> **INPUT ROWS**
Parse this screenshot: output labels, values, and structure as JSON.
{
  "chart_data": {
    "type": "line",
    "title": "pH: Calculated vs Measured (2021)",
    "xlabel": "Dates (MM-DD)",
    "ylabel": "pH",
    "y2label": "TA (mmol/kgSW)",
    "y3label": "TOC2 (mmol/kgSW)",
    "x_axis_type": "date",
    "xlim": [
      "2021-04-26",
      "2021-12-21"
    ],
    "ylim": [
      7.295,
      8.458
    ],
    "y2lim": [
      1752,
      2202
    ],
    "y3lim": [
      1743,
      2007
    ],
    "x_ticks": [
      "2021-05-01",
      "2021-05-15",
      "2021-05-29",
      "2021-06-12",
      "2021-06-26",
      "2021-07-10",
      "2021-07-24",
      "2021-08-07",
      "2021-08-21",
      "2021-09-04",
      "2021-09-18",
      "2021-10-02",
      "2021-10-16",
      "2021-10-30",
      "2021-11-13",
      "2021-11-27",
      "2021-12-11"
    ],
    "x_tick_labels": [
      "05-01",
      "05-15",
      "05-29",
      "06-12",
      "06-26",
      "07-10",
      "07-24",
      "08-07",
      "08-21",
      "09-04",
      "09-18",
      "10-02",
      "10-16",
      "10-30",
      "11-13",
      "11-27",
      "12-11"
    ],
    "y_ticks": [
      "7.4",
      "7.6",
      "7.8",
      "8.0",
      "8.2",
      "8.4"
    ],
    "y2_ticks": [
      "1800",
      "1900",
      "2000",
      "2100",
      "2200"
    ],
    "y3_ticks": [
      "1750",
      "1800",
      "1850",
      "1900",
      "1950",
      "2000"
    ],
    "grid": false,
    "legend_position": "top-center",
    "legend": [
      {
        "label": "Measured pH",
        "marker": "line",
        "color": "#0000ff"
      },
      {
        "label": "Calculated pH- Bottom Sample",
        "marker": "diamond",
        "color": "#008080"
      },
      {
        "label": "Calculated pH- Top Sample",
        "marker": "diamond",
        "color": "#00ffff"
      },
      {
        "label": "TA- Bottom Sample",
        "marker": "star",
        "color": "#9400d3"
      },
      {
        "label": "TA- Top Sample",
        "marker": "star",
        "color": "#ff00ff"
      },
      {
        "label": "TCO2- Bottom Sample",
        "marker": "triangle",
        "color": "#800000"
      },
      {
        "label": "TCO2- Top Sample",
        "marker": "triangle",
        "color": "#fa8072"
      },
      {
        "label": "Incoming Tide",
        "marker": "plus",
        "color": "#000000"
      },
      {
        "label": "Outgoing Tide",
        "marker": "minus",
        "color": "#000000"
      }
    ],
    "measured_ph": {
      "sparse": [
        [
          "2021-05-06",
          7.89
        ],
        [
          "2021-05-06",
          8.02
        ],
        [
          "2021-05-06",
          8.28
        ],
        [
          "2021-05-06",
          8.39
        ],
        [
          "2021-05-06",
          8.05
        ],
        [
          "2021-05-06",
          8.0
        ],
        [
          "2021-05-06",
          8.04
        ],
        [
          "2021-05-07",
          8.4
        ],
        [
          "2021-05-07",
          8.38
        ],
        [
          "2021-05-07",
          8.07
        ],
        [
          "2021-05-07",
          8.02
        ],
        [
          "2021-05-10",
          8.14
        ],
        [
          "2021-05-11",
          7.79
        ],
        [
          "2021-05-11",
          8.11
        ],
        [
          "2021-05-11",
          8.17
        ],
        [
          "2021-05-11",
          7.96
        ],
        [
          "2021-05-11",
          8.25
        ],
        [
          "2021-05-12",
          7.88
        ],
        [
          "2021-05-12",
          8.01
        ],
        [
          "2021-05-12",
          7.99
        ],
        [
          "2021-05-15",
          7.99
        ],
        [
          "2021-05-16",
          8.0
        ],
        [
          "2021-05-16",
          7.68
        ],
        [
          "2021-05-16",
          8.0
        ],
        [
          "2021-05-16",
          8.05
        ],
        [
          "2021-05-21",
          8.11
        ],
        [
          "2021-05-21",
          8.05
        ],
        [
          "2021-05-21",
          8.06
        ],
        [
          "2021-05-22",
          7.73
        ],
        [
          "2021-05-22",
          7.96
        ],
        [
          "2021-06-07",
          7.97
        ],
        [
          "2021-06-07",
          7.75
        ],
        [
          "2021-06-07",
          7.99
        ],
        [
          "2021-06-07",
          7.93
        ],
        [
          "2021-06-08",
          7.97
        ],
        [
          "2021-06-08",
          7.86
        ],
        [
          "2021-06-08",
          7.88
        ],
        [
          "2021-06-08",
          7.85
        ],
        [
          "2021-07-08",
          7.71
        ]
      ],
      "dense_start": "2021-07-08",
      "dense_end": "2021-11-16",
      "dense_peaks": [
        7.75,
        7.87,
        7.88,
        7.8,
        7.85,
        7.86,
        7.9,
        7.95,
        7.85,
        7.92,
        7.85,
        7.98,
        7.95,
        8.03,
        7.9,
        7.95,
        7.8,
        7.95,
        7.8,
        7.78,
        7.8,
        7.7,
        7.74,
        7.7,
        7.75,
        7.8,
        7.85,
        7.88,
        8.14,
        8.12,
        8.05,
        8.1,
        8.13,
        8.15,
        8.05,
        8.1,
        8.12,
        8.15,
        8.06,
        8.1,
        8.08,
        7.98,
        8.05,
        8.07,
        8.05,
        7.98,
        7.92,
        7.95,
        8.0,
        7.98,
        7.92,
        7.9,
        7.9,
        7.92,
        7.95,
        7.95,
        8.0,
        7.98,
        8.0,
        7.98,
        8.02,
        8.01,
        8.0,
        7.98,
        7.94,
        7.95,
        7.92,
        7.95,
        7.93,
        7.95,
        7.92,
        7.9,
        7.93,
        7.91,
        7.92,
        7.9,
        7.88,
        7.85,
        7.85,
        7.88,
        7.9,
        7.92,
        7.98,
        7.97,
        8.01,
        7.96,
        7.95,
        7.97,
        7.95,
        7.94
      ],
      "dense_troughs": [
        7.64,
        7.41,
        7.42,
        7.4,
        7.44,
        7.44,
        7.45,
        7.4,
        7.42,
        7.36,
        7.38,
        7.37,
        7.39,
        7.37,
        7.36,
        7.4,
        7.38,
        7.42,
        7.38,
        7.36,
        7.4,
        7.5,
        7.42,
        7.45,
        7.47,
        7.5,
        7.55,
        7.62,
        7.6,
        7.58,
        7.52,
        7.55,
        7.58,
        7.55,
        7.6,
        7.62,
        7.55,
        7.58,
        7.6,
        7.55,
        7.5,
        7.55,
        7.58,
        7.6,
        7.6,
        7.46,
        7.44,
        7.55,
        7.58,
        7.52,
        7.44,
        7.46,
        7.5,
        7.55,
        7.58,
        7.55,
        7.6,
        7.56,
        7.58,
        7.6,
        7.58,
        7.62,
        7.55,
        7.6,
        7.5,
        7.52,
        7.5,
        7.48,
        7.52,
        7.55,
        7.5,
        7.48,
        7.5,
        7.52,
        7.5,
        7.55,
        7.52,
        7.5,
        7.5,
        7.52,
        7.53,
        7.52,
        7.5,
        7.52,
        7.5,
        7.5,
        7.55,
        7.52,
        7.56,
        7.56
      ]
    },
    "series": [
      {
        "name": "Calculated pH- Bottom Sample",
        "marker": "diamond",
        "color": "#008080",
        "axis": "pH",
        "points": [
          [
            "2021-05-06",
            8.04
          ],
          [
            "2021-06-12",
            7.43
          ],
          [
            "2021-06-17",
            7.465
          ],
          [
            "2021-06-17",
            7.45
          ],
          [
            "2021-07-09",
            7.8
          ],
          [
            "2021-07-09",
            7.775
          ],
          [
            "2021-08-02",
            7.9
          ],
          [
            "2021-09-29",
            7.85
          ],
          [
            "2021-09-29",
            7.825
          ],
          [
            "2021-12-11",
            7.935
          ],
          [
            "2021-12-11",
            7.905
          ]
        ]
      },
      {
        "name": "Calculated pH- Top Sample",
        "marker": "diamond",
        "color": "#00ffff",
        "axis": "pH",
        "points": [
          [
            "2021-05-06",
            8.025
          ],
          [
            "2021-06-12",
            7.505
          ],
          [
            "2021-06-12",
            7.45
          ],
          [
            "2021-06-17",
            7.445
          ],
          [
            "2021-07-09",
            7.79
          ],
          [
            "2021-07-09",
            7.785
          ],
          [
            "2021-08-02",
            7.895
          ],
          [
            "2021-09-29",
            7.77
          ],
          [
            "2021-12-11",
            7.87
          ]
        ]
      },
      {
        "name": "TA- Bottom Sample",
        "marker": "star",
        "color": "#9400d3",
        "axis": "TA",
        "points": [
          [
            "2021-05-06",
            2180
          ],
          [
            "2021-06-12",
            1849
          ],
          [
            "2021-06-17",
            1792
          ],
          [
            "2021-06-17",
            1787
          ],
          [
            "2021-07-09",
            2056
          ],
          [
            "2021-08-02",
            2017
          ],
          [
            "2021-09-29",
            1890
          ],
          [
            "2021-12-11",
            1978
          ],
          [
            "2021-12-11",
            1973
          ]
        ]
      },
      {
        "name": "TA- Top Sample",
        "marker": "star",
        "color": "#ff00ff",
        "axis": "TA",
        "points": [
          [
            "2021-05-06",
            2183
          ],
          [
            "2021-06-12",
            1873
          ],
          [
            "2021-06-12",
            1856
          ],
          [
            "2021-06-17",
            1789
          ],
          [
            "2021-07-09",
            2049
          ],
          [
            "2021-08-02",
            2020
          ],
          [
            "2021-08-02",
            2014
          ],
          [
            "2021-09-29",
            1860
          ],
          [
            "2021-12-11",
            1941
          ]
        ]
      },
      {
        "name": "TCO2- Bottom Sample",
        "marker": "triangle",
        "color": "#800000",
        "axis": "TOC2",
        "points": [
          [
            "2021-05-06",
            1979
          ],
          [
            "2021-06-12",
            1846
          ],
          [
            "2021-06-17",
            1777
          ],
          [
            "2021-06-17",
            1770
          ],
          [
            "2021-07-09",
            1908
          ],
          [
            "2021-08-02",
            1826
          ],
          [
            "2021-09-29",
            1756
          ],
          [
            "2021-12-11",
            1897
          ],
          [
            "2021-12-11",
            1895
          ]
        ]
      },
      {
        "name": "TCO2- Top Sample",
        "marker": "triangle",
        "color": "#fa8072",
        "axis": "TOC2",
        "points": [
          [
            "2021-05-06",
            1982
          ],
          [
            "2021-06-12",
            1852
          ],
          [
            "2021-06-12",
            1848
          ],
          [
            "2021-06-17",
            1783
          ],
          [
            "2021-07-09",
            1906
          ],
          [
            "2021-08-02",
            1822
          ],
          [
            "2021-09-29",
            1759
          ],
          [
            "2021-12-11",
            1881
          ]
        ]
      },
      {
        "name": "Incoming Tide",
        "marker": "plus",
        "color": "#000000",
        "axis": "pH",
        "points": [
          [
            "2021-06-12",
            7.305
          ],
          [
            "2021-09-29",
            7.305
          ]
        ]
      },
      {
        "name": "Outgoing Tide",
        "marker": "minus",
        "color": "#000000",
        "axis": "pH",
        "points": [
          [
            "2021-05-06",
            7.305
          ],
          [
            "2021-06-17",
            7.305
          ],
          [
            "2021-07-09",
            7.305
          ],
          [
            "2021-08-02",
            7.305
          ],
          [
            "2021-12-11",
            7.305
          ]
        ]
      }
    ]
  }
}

> **WHAT THE TASK ASKS**
Go through the listing above and return every line where the word "kgSW" occurs.

> **EXERCISE OUTPUT**
    "y2label": "TA (mmol/kgSW)",
    "y3label": "TOC2 (mmol/kgSW)",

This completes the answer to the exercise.